> **Text section**:
____

When we think about the people in our society whose duty it is to protect us from harm, the obvious professions that come to mind are most likely firefighters, ER doctors and nurses, and EMTs. They ensure our health and safety, needs that must be met in order to live a happy and peaceful life.
But, have you ever considered that the chefs at your favorite restaurants also make their guests' safety and health their top priority?
As we sit down for dinner in a restaurant with friends, family, or colleagues, we often take for granted how much effort goes into preparing meals that adhere to food safety guidelines, including the accommodation of a myriad of allergies and dietary restrictions that afflict patrons. We also take for granted how important these accommodations are to those who suffer from allergies; because of the diligence of both FOH and BOH staff, we are able to enjoy the pleasure of going out on the town to eat a fantastic work of culinary art, meet loved ones for a quick lunch to catch up, and order that pizza on Friday night after a work week that has left us too exhausted to cook.
Can you imagine how things would change for these folks if restaurants did not make such health accommodations? Going out to eat for those suffering from serious allergies would be risking a trip to the ER, or worse.
In case you’re not convinced on the importance of this issue, here are some facts that might put things into perspective, according to FARE (Food Allergy Research and Education):
- It is estimated that up to 15 million people suffer from potentially fatal food allergies; one in every 13 children are afflicted.
- The economic impact of children’s allergies costs us around $25 billion per year. Yes, BILLION.
- 90% of food reactions are caused by eight foods: milk, eggs, peanuts, tree nuts, soy, wheat, fish, and shellfish. Nearly all restaurants in existence today use at least one or two of these ingredients in their dishes.

____

> **Extracted material**:
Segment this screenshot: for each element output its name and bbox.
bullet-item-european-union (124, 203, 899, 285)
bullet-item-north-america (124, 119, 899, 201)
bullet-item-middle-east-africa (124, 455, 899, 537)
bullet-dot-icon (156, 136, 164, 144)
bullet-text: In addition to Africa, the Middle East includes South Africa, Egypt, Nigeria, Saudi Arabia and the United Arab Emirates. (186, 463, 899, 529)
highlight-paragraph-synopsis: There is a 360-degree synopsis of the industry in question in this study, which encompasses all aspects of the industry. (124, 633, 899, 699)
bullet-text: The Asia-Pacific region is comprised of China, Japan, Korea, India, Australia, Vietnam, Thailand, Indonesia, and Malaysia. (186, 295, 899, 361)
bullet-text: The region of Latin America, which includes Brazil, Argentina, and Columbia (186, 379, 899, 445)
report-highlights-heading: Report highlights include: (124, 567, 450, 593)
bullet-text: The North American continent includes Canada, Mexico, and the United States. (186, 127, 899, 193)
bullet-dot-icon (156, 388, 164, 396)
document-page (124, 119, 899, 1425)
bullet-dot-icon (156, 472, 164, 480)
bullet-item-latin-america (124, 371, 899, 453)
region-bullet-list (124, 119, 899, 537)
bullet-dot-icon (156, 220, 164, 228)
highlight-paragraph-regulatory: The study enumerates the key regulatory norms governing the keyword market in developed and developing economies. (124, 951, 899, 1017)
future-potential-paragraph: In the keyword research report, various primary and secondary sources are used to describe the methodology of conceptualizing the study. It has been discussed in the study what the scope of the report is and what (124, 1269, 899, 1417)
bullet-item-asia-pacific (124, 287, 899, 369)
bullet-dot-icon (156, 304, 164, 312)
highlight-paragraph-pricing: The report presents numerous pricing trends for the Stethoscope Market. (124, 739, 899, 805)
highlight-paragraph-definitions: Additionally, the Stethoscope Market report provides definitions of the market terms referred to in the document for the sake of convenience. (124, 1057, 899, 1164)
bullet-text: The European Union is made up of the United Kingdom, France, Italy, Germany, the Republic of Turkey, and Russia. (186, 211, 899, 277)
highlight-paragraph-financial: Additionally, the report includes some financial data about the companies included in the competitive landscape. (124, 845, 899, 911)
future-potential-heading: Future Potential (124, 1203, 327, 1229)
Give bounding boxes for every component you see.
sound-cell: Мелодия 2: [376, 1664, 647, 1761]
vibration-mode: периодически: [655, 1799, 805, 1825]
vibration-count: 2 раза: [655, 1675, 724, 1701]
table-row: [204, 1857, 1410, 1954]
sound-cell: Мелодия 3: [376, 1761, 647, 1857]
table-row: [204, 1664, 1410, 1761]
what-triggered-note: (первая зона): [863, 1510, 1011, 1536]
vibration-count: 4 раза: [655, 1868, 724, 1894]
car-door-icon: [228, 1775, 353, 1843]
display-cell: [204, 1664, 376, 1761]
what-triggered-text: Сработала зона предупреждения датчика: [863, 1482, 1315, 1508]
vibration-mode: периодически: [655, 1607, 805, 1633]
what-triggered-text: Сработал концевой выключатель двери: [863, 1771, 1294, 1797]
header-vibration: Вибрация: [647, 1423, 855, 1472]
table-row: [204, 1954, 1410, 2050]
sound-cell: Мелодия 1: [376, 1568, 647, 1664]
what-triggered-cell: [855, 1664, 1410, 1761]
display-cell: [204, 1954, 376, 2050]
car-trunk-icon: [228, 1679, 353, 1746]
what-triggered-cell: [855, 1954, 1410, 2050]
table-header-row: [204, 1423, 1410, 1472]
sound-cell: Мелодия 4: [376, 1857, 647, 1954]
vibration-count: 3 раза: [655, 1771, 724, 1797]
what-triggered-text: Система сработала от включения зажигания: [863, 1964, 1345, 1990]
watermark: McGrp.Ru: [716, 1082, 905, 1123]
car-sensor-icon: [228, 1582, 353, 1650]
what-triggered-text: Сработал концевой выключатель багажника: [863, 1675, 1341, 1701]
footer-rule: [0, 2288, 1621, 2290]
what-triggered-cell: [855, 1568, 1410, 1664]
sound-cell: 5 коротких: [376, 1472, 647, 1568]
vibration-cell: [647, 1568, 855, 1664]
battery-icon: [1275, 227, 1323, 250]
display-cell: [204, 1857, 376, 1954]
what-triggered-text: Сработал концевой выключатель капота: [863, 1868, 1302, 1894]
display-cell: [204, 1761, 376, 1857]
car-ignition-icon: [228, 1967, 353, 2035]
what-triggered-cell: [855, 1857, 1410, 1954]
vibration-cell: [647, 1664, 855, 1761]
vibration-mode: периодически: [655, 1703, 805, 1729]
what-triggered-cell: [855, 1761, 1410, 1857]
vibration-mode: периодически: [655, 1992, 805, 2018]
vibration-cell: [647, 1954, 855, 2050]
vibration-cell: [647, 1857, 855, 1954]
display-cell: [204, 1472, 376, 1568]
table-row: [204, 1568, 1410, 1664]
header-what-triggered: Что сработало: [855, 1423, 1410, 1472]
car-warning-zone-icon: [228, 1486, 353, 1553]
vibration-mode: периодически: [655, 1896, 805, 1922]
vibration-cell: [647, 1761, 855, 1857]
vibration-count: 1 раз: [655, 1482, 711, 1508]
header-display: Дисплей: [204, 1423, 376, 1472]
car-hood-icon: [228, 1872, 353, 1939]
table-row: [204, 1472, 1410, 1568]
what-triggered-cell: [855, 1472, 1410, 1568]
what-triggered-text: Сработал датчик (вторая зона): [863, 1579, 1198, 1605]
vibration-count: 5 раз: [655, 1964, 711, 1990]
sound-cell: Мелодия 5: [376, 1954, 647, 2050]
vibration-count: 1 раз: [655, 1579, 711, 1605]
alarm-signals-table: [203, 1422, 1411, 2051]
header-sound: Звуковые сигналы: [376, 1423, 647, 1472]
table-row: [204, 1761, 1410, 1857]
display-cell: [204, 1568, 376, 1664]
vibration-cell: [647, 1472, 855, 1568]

____

> **How to complete this task**:
From the restaurant food-safety text above, return the passage verbatim, beginning at the words "As we sit down" and stopping after the words "ER, or worse.".

> **Task response**:
As we sit down for dinner in a restaurant with friends, family, or colleagues, we often take for granted how much effort goes into preparing meals that adhere to food safety guidelines, including the accommodation of a myriad of allergies and dietary restrictions that afflict patrons. We also take for granted how important these accommodations are to those who suffer from allergies; because of the diligence of both FOH and BOH staff, we are able to enjoy the pleasure of going out on the town to eat a fantastic work of culinary art, meet loved ones for a quick lunch to catch up, and order that pizza on Friday night after a work week that has left us too exhausted to cook.
Can you imagine how things would change for these folks if restaurants did not make such health accommodations? Going out to eat for those suffering from serious allergies would be risking a trip to the ER, or worse.